(Records from a data source)
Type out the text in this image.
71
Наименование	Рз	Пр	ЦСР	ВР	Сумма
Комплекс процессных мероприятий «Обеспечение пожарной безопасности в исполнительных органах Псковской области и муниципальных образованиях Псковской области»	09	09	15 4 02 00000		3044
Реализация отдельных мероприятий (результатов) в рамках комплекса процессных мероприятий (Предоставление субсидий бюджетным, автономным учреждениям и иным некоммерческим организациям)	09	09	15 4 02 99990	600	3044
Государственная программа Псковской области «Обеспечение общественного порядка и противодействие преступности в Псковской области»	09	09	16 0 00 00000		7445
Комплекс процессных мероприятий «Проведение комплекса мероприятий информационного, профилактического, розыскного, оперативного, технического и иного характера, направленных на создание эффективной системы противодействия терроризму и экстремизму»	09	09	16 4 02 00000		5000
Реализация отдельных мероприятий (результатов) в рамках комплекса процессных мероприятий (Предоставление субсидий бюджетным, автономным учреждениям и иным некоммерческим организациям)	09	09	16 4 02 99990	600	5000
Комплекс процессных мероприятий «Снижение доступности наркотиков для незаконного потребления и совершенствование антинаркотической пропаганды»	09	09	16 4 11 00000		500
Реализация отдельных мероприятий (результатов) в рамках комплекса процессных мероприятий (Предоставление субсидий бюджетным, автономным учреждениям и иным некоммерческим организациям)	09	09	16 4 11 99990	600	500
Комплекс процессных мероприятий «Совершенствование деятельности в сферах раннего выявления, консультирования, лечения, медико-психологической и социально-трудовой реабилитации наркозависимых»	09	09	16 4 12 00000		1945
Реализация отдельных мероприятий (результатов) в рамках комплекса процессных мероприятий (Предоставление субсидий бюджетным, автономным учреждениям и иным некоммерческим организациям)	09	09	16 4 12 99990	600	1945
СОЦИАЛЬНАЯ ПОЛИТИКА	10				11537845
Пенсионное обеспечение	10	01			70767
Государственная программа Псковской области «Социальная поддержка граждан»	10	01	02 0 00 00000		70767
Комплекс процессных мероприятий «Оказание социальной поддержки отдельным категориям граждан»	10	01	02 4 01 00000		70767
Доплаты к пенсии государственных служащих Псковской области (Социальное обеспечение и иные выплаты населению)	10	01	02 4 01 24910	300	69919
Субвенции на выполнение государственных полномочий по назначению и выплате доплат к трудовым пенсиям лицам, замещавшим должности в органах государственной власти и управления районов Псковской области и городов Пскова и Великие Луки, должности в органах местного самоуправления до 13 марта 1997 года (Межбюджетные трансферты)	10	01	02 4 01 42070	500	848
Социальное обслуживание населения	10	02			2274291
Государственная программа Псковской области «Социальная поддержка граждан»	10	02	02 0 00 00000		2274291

## [SHORT TASK]
Repeat each record exactly. Omit nothing.

## [ANSWER BELOW]
Type out the text in this image.
71
Наименование	Рз	Пр	ЦСР	ВР	Сумма
Комплекс процессных мероприятий «Обеспечение пожарной безопасности в исполнительных органах Псковской области и муниципальных образованиях Псковской области»	09	09	15 4 02 00000		3044
Реализация отдельных мероприятий (результатов) в рамках комплекса процессных мероприятий (Предоставление субсидий бюджетным, автономным учреждениям и иным некоммерческим организациям)	09	09	15 4 02 99990	600	3044
Государственная программа Псковской области «Обеспечение общественного порядка и противодействие преступности в Псковской области»	09	09	16 0 00 00000		7445
Комплекс процессных мероприятий «Проведение комплекса мероприятий информационного, профилактического, розыскного, оперативного, технического и иного характера, направленных на создание эффективной системы противодействия терроризму и экстремизму»	09	09	16 4 02 00000		5000
Реализация отдельных мероприятий (результатов) в рамках комплекса процессных мероприятий (Предоставление субсидий бюджетным, автономным учреждениям и иным некоммерческим организациям)	09	09	16 4 02 99990	600	5000
Комплекс процессных мероприятий «Снижение доступности наркотиков для незаконного потребления и совершенствование антинаркотической пропаганды»	09	09	16 4 11 00000		500
Реализация отдельных мероприятий (результатов) в рамках комплекса процессных мероприятий (Предоставление субсидий бюджетным, автономным учреждениям и иным некоммерческим организациям)	09	09	16 4 11 99990	600	500
Комплекс процессных мероприятий «Совершенствование деятельности в сферах раннего выявления, консультирования, лечения, медико-психологической и социально-трудовой реабилитации наркозависимых»	09	09	16 4 12 00000		1945
Реализация отдельных мероприятий (результатов) в рамках комплекса процессных мероприятий (Предоставление субсидий бюджетным, автономным учреждениям и иным некоммерческим организациям)	09	09	16 4 12 99990	600	1945
СОЦИАЛЬНАЯ ПОЛИТИКА	10				11537845
Пенсионное обеспечение	10	01			70767
Государственная программа Псковской области «Социальная поддержка граждан»	10	01	02 0 00 00000		70767
Комплекс процессных мероприятий «Оказание социальной поддержки отдельным категориям граждан»	10	01	02 4 01 00000		70767
Доплаты к пенсии государственных служащих Псковской области (Социальное обеспечение и иные выплаты населению)	10	01	02 4 01 24910	300	69919
Субвенции на выполнение государственных полномочий по назначению и выплате доплат к трудовым пенсиям лицам, замещавшим должности в органах государственной власти и управления районов Псковской области и городов Пскова и Великие Луки, должности в органах местного самоуправления до 13 марта 1997 года (Межбюджетные трансферты)	10	01	02 4 01 42070	500	848
Социальное обслуживание населения	10	02			2274291
Государственная программа Псковской области «Социальная поддержка граждан»	10	02	02 0 00 00000		2274291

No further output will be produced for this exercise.